### TASK REQUIREMENTS
Work out how many lines of the data hold the string "over", and reply with that number alone.

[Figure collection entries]
****

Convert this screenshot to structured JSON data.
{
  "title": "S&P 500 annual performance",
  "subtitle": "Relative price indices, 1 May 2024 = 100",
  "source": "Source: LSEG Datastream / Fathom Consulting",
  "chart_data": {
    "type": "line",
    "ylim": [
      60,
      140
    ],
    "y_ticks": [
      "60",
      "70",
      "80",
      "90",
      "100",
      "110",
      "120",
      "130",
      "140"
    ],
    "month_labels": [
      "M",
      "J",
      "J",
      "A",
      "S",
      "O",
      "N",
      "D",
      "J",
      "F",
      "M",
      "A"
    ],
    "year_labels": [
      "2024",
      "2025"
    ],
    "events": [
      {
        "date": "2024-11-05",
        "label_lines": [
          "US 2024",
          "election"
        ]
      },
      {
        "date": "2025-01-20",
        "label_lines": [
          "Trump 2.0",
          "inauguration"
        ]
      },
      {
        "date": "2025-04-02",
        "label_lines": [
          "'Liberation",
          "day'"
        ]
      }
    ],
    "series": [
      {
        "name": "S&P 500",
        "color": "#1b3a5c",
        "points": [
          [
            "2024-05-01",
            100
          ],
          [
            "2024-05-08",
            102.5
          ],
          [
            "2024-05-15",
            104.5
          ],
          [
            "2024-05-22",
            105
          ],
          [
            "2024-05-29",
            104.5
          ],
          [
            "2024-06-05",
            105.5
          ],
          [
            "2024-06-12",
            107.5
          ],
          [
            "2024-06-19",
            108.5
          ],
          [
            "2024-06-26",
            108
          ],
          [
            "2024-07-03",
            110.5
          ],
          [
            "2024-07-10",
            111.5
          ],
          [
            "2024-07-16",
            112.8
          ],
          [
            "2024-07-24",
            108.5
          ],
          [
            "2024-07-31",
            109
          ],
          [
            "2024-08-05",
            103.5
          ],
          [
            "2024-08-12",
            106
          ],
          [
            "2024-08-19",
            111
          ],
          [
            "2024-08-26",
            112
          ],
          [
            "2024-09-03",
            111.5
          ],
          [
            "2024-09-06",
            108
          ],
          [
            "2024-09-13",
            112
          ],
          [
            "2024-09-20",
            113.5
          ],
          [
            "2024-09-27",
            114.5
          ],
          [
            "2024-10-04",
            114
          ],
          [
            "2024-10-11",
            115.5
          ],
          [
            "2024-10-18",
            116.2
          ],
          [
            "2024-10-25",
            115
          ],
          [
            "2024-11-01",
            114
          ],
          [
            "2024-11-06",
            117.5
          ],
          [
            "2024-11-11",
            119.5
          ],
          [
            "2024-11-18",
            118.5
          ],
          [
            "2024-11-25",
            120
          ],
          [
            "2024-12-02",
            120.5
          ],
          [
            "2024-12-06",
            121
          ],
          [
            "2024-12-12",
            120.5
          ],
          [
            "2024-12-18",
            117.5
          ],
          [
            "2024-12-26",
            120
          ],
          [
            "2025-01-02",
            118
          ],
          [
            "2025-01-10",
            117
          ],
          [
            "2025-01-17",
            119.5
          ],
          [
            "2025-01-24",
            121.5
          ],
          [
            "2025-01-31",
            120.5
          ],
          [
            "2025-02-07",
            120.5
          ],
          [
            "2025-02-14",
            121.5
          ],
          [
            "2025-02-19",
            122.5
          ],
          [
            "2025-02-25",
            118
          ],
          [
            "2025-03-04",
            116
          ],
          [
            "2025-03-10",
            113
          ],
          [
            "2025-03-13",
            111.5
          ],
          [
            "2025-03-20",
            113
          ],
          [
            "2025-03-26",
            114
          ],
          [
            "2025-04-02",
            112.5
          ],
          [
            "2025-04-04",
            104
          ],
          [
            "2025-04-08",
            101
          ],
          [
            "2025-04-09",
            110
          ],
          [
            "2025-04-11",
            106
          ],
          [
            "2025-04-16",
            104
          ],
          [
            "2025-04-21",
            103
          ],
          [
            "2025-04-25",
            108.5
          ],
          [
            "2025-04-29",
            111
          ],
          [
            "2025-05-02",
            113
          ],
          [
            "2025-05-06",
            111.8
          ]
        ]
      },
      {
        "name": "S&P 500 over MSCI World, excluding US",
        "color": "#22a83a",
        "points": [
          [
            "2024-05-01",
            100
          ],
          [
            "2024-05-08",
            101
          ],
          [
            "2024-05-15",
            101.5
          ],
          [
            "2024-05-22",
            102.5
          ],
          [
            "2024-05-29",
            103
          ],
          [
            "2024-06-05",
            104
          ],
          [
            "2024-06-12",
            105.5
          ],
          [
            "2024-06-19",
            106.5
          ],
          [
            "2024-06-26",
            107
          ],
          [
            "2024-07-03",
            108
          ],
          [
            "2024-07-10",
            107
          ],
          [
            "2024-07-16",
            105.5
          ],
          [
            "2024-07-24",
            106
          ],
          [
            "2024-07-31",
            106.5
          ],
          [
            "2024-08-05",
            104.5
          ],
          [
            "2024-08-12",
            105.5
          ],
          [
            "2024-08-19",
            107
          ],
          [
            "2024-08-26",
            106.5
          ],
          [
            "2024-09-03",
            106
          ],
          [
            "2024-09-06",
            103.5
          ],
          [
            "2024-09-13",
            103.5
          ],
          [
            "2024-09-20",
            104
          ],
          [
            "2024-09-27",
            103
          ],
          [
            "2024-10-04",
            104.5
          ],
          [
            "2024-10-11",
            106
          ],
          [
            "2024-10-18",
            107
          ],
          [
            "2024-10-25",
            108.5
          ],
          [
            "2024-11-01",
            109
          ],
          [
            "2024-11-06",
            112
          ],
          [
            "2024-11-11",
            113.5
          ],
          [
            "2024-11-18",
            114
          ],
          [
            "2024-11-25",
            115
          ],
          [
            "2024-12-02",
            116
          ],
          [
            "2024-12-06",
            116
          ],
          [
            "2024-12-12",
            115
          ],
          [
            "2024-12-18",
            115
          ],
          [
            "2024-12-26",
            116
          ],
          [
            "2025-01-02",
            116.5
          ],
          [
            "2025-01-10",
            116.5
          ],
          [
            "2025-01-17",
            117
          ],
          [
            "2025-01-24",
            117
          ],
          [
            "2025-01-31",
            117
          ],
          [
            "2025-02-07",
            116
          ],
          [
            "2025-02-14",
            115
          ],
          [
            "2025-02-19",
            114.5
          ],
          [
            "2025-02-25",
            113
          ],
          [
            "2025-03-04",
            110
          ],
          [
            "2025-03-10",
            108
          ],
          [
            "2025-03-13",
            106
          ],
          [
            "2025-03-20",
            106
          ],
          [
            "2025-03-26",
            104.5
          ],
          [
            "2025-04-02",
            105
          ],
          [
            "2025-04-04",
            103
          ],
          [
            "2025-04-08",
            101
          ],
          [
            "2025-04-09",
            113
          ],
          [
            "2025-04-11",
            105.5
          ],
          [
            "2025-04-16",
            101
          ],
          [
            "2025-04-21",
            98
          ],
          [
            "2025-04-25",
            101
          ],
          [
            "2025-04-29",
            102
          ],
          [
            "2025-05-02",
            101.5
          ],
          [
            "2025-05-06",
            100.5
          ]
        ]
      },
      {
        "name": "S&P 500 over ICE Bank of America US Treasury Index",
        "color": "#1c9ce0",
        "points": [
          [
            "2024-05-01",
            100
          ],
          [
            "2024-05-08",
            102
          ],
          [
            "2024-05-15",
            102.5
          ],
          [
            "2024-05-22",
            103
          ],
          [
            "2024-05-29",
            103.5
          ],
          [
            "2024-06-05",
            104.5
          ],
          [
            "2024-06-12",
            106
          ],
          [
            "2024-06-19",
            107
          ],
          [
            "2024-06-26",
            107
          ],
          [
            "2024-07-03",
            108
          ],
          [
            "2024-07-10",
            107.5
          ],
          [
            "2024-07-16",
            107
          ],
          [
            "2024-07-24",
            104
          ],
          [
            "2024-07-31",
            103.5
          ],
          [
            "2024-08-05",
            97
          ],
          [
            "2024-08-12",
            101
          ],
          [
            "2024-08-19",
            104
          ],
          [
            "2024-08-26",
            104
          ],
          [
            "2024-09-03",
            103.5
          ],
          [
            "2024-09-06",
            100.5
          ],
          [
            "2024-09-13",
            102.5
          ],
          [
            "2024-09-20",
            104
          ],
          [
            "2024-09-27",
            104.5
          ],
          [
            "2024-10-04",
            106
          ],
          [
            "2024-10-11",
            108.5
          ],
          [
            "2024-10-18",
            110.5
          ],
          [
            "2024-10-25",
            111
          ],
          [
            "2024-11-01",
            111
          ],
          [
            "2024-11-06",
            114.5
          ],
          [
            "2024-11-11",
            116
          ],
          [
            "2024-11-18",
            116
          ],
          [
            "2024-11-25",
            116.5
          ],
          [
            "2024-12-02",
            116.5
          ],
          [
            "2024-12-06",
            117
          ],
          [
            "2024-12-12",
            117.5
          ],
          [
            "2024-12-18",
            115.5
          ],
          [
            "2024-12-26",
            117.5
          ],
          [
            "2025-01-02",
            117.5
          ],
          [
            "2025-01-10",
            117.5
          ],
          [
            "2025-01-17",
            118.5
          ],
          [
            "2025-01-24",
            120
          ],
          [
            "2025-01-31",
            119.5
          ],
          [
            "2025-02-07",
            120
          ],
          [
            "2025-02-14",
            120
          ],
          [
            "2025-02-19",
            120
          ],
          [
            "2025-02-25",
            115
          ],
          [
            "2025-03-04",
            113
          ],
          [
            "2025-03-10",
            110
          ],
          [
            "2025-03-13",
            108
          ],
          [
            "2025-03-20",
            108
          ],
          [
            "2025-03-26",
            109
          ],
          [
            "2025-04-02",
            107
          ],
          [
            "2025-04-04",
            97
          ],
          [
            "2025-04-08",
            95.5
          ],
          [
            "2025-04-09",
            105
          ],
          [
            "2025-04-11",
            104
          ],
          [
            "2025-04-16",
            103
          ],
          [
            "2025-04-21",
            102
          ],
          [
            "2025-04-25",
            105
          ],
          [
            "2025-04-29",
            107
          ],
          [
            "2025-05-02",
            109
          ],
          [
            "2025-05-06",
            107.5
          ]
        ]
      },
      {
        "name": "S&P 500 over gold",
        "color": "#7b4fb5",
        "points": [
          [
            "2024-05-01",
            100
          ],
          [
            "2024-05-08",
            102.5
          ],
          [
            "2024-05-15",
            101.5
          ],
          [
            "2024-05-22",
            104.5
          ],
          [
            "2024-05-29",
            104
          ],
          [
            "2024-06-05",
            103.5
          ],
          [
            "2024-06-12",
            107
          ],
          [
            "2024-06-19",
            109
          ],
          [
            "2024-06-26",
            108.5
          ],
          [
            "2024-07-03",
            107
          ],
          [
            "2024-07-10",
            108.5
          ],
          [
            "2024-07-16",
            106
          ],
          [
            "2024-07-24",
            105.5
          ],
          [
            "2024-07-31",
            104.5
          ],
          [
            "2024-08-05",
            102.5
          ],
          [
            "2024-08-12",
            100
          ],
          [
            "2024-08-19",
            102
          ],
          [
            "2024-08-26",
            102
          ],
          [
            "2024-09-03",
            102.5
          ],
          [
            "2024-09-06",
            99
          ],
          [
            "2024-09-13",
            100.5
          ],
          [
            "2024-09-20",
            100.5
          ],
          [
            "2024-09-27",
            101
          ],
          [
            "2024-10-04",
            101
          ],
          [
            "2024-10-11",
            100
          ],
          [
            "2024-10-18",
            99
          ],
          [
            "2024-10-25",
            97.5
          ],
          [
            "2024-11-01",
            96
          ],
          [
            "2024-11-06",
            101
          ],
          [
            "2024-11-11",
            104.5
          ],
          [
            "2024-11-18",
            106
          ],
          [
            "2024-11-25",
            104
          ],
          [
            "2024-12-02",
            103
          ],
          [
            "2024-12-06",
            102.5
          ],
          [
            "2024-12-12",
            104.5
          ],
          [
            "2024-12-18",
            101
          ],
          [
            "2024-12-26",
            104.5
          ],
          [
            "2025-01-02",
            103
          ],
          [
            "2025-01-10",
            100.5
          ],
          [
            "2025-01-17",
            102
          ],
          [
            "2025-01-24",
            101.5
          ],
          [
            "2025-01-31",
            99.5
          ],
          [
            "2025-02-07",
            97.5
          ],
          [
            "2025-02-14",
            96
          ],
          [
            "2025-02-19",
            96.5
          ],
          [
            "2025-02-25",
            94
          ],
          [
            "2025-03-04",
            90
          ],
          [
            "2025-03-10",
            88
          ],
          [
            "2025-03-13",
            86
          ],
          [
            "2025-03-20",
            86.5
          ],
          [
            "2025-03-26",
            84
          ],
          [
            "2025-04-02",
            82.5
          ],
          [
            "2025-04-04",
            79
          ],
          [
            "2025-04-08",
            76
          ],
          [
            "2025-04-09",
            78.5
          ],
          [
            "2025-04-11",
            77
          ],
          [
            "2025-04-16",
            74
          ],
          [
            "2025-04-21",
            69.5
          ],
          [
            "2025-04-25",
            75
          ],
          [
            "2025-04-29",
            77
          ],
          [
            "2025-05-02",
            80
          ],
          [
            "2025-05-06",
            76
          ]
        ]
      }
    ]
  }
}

****

### FINISHED EXERCISE
3